+++ RECORDS FOR THE EXERCISE
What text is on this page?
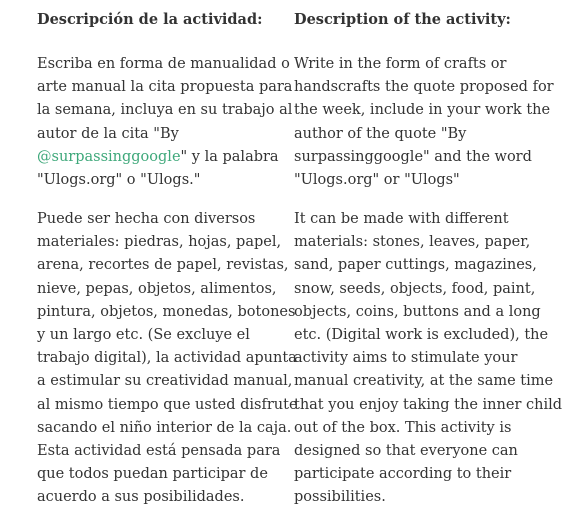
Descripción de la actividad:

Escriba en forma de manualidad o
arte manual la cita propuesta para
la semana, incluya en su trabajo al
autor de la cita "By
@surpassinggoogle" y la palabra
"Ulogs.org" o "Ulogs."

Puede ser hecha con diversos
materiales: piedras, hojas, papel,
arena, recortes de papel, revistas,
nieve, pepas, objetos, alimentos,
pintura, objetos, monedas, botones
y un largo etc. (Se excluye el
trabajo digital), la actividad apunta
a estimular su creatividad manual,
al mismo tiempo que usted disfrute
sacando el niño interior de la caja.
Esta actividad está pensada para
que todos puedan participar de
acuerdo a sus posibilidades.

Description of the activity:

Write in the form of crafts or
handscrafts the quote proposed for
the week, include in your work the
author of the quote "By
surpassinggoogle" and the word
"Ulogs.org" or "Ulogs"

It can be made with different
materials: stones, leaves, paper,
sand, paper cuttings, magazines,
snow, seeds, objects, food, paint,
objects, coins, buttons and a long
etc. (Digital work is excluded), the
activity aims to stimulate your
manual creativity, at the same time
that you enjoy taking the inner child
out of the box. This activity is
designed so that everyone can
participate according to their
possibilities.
++++++
+++ RECORDS FOR THE EXERCISE
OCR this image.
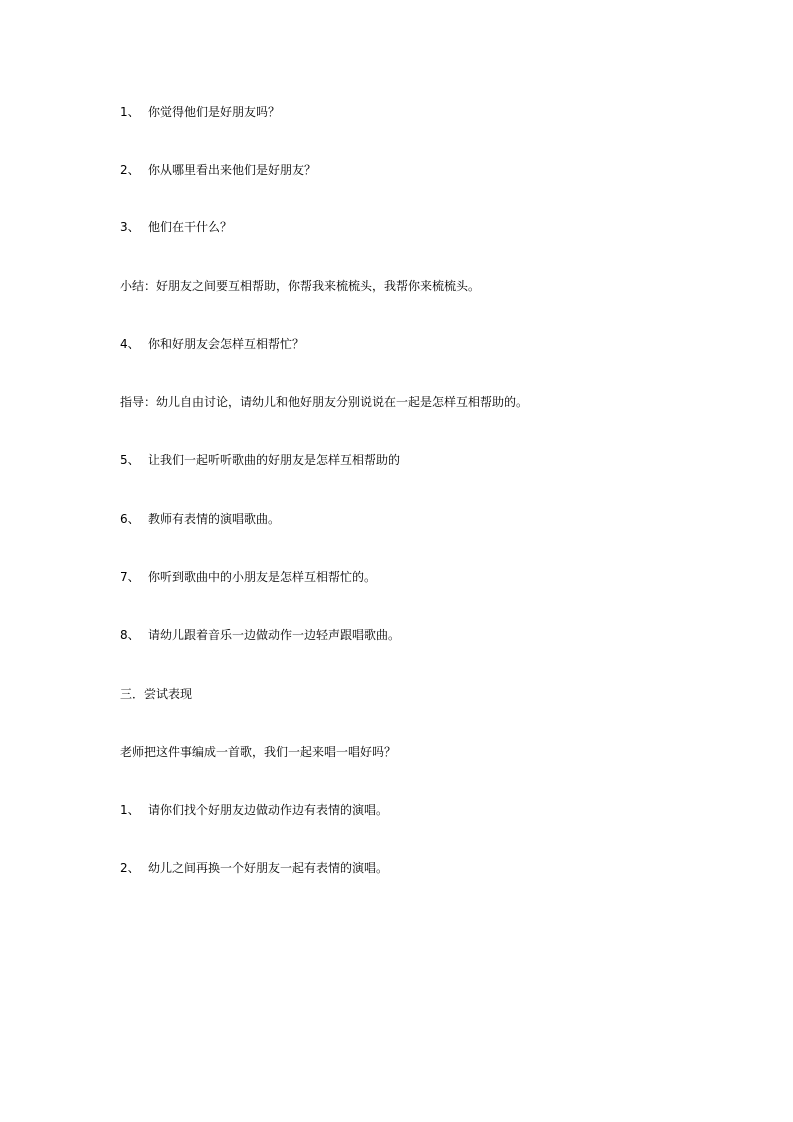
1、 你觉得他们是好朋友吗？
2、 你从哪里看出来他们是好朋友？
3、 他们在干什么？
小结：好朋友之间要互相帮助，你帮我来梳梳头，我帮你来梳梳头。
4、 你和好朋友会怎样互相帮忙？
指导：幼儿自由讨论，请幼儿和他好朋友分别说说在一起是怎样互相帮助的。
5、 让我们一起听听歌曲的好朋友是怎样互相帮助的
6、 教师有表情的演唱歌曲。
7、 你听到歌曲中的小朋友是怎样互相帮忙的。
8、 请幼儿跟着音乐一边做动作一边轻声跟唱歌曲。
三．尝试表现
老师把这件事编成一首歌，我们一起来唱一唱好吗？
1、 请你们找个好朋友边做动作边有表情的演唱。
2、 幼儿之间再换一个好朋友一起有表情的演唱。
++++++
_EXERCISE INSTRUCTIONS_
Pull every line containing "work" out of the data above.

_EXPECTED OUTPUT_
the week, include in your work the
etc. (Digital work is excluded), the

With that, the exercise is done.